● Aim: Write out each record below exactly as it appears, with no pictures.

── Task material ──

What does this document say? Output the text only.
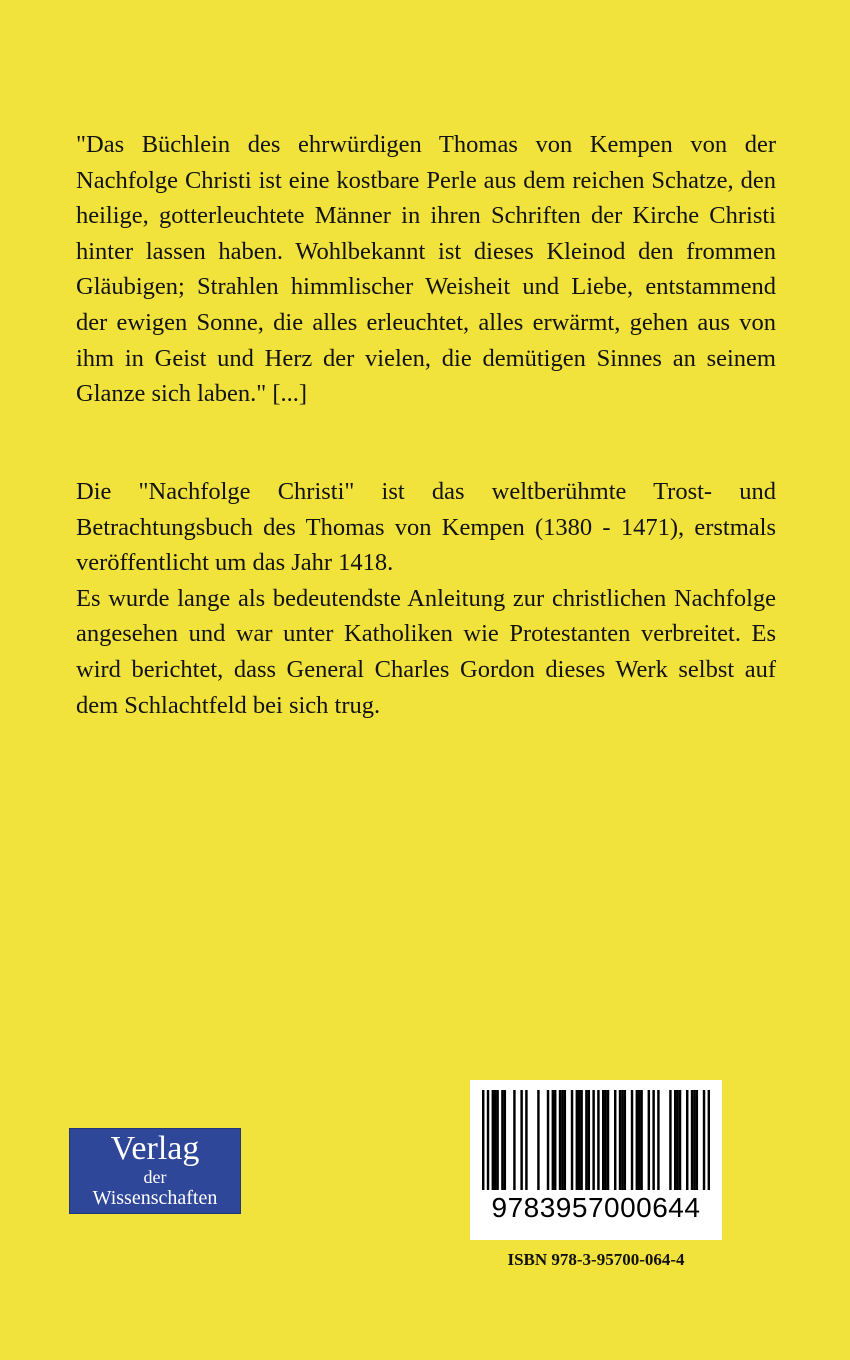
"Das Büchlein des ehrwürdigen Thomas von Kempen von der Nachfolge Christi ist eine kostbare Perle aus dem reichen Schatze, den heilige, gotterleuchtete Männer in ihren Schriften der Kirche Christi hinter lassen haben. Wohlbekannt ist dieses Kleinod den frommen Gläubigen; Strahlen himmlischer Weisheit und Liebe, entstammend der ewigen Sonne, die alles erleuchtet, alles erwärmt, gehen aus von ihm in Geist und Herz der vielen, die demütigen Sinnes an seinem Glanze sich laben." [...]

Die "Nachfolge Christi" ist das weltberühmte Trost- und Betrachtungsbuch des Thomas von Kempen (1380 - 1471), erstmals veröffentlicht um das Jahr 1418.

Es wurde lange als bedeutendste Anleitung zur christlichen Nachfolge angesehen und war unter Katholiken wie Protestanten verbreitet. Es wird berichtet, dass General Charles Gordon dieses Werk selbst auf dem Schlachtfeld bei sich trug.

Verlag
der
Wissenschaften	9783957000644
ISBN 978-3-95700-064-4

───

● The response:
What does this document say? Output the text only.
"Das Büchlein des ehrwürdigen Thomas von Kempen von der Nachfolge Christi ist eine kostbare Perle aus dem reichen Schatze, den heilige, gotterleuchtete Männer in ihren Schriften der Kirche Christi hinter lassen haben. Wohlbekannt ist dieses Kleinod den frommen Gläubigen; Strahlen himmlischer Weisheit und Liebe, entstammend der ewigen Sonne, die alles erleuchtet, alles erwärmt, gehen aus von ihm in Geist und Herz der vielen, die demütigen Sinnes an seinem Glanze sich laben." [...]

Die "Nachfolge Christi" ist das weltberühmte Trost- und Betrachtungsbuch des Thomas von Kempen (1380 - 1471), erstmals veröffentlicht um das Jahr 1418.

Es wurde lange als bedeutendste Anleitung zur christlichen Nachfolge angesehen und war unter Katholiken wie Protestanten verbreitet. Es wird berichtet, dass General Charles Gordon dieses Werk selbst auf dem Schlachtfeld bei sich trug.

Verlag
der
Wissenschaften	9783957000644
ISBN 978-3-95700-064-4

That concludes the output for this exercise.